Omit every picture and write out the rest of the records exactly.

+--

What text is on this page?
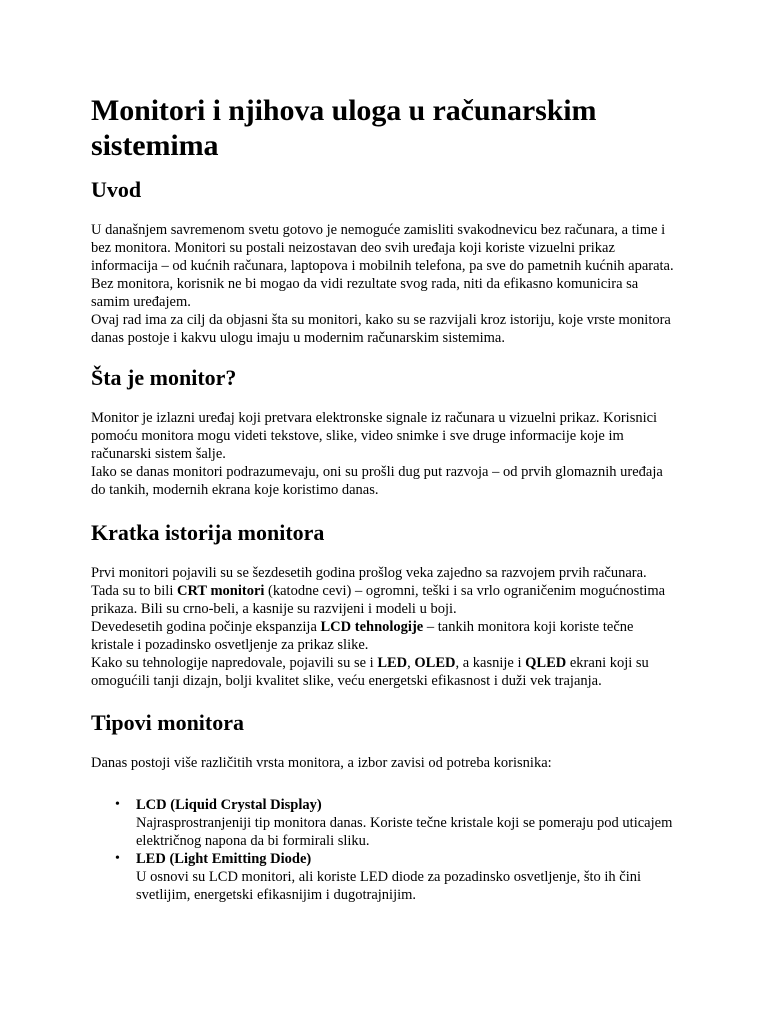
Monitori i njihova uloga u računarskim sistemima
Uvod

U današnjem savremenom svetu gotovo je nemoguće zamisliti svakodnevicu bez računara, a time i bez monitora. Monitori su postali neizostavan deo svih uređaja koji koriste vizuelni prikaz informacija – od kućnih računara, laptopova i mobilnih telefona, pa sve do pametnih kućnih aparata. Bez monitora, korisnik ne bi mogao da vidi rezultate svog rada, niti da efikasno komunicira sa samim uređajem.

Ovaj rad ima za cilj da objasni šta su monitori, kako su se razvijali kroz istoriju, koje vrste monitora danas postoje i kakvu ulogu imaju u modernim računarskim sistemima.

Šta je monitor?

Monitor je izlazni uređaj koji pretvara elektronske signale iz računara u vizuelni prikaz. Korisnici pomoću monitora mogu videti tekstove, slike, video snimke i sve druge informacije koje im računarski sistem šalje.

Iako se danas monitori podrazumevaju, oni su prošli dug put razvoja – od prvih glomaznih uređaja do tankih, modernih ekrana koje koristimo danas.

Kratka istorija monitora

Prvi monitori pojavili su se šezdesetih godina prošlog veka zajedno sa razvojem prvih računara. Tada su to bili CRT monitori (katodne cevi) – ogromni, teški i sa vrlo ograničenim mogućnostima prikaza. Bili su crno-beli, a kasnije su razvijeni i modeli u boji.

Devedesetih godina počinje ekspanzija LCD tehnologije – tankih monitora koji koriste tečne kristale i pozadinsko osvetljenje za prikaz slike.

Kako su tehnologije napredovale, pojavili su se i LED, OLED, a kasnije i QLED ekrani koji su omogućili tanji dizajn, bolji kvalitet slike, veću energetski efikasnost i duži vek trajanja.

Tipovi monitora

Danas postoji više različitih vrsta monitora, a izbor zavisi od potreba korisnika:

• LCD (Liquid Crystal Display)
Najrasprostranjeniji tip monitora danas. Koriste tečne kristale koji se pomeraju pod uticajem električnog napona da bi formirali sliku.
• LED (Light Emitting Diode)
U osnovi su LCD monitori, ali koriste LED diode za pozadinsko osvetljenje, što ih čini svetlijim, energetski efikasnijim i dugotrajnijim.
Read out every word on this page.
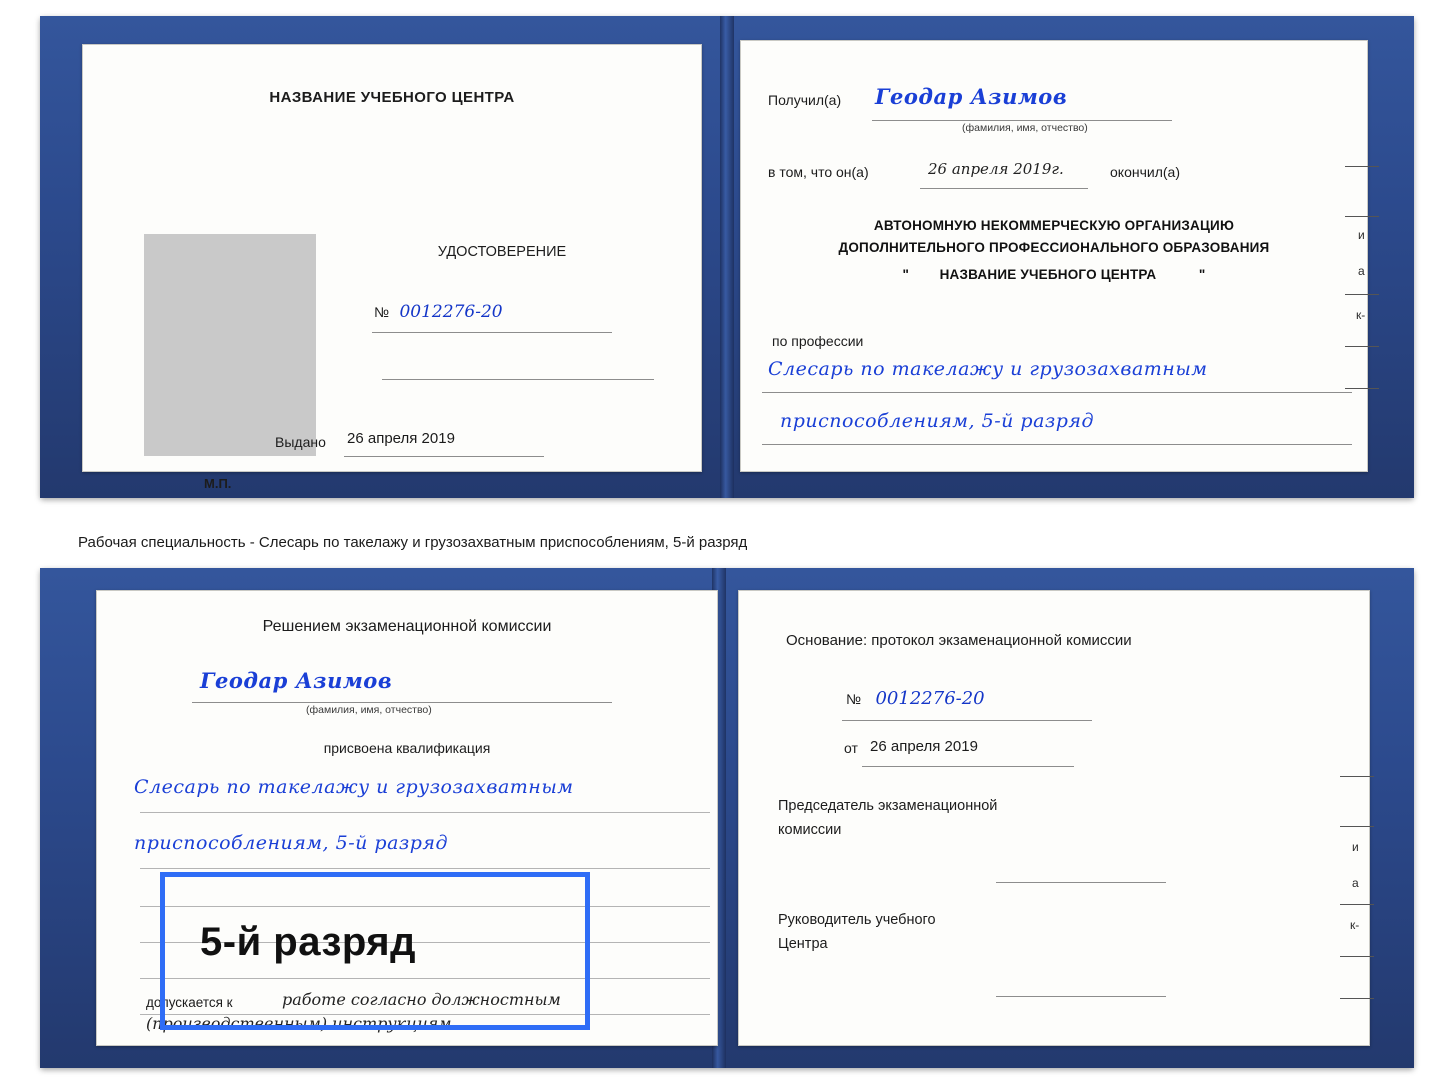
НАЗВАНИЕ УЧЕБНОГО ЦЕНТРА
УДОСТОВЕРЕНИЕ
№ 0012276-20
Выдано 26 апреля 2019
М.П.
Получил(а) Геодар Азимов
(фамилия, имя, отчество)
в том, что он(а)	26 апреля 2019г.	окончил(а)
АВТОНОМНУЮ НЕКОММЕРЧЕСКУЮ ОРГАНИЗАЦИЮ
ДОПОЛНИТЕЛЬНОГО ПРОФЕССИОНАЛЬНОГО ОБРАЗОВАНИЯ
" НАЗВАНИЕ УЧЕБНОГО ЦЕНТРА	"
по профессии
Слесарь по такелажу и грузозахватным
приспособлениям, 5-й разряд
и
а
к-
Рабочая специальность - Слесарь по такелажу и грузозахватным приспособлениям, 5-й разряд
Решением экзаменационной комиссии
Геодар Азимов
(фамилия, имя, отчество)
присвоена квалификация
Слесарь по такелажу и грузозахватным
приспособлениям, 5-й разряд
допускается к	работе согласно должностным
(производственным) инструкциям
Основание: протокол экзаменационной комиссии
№ 0012276-20
от 26 апреля 2019
Председатель экзаменационной
комиссии
Руководитель учебного
Центра
и
а
к-
5-й разряд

+--

## [COMPLETED TASK]
What text is on this page?
Monitori i njihova uloga u računarskim sistemima
Uvod

U današnjem savremenom svetu gotovo je nemoguće zamisliti svakodnevicu bez računara, a time i bez monitora. Monitori su postali neizostavan deo svih uređaja koji koriste vizuelni prikaz informacija – od kućnih računara, laptopova i mobilnih telefona, pa sve do pametnih kućnih aparata. Bez monitora, korisnik ne bi mogao da vidi rezultate svog rada, niti da efikasno komunicira sa samim uređajem.

Ovaj rad ima za cilj da objasni šta su monitori, kako su se razvijali kroz istoriju, koje vrste monitora danas postoje i kakvu ulogu imaju u modernim računarskim sistemima.

Šta je monitor?

Monitor je izlazni uređaj koji pretvara elektronske signale iz računara u vizuelni prikaz. Korisnici pomoću monitora mogu videti tekstove, slike, video snimke i sve druge informacije koje im računarski sistem šalje.

Iako se danas monitori podrazumevaju, oni su prošli dug put razvoja – od prvih glomaznih uređaja do tankih, modernih ekrana koje koristimo danas.

Kratka istorija monitora

Prvi monitori pojavili su se šezdesetih godina prošlog veka zajedno sa razvojem prvih računara. Tada su to bili CRT monitori (katodne cevi) – ogromni, teški i sa vrlo ograničenim mogućnostima prikaza. Bili su crno-beli, a kasnije su razvijeni i modeli u boji.

Devedesetih godina počinje ekspanzija LCD tehnologije – tankih monitora koji koriste tečne kristale i pozadinsko osvetljenje za prikaz slike.

Kako su tehnologije napredovale, pojavili su se i LED, OLED, a kasnije i QLED ekrani koji su omogućili tanji dizajn, bolji kvalitet slike, veću energetski efikasnost i duži vek trajanja.

Tipovi monitora

Danas postoji više različitih vrsta monitora, a izbor zavisi od potreba korisnika:

• LCD (Liquid Crystal Display)
Najrasprostranjeniji tip monitora danas. Koriste tečne kristale koji se pomeraju pod uticajem električnog napona da bi formirali sliku.
• LED (Light Emitting Diode)
U osnovi su LCD monitori, ali koriste LED diode za pozadinsko osvetljenje, što ih čini svetlijim, energetski efikasnijim i dugotrajnijim.
Read out every word on this page.
НАЗВАНИЕ УЧЕБНОГО ЦЕНТРА
УДОСТОВЕРЕНИЕ
№ 0012276-20
Выдано 26 апреля 2019
М.П.
Получил(а) Геодар Азимов
(фамилия, имя, отчество)
в том, что он(а)	26 апреля 2019г.	окончил(а)
АВТОНОМНУЮ НЕКОММЕРЧЕСКУЮ ОРГАНИЗАЦИЮ
ДОПОЛНИТЕЛЬНОГО ПРОФЕССИОНАЛЬНОГО ОБРАЗОВАНИЯ
" НАЗВАНИЕ УЧЕБНОГО ЦЕНТРА	"
по профессии
Слесарь по такелажу и грузозахватным
приспособлениям, 5-й разряд
и
а
к-
Рабочая специальность - Слесарь по такелажу и грузозахватным приспособлениям, 5-й разряд
Решением экзаменационной комиссии
Геодар Азимов
(фамилия, имя, отчество)
присвоена квалификация
Слесарь по такелажу и грузозахватным
приспособлениям, 5-й разряд
допускается к	работе согласно должностным
(производственным) инструкциям
Основание: протокол экзаменационной комиссии
№ 0012276-20
от 26 апреля 2019
Председатель экзаменационной
комиссии
Руководитель учебного
Центра
и
а
к-
5-й разряд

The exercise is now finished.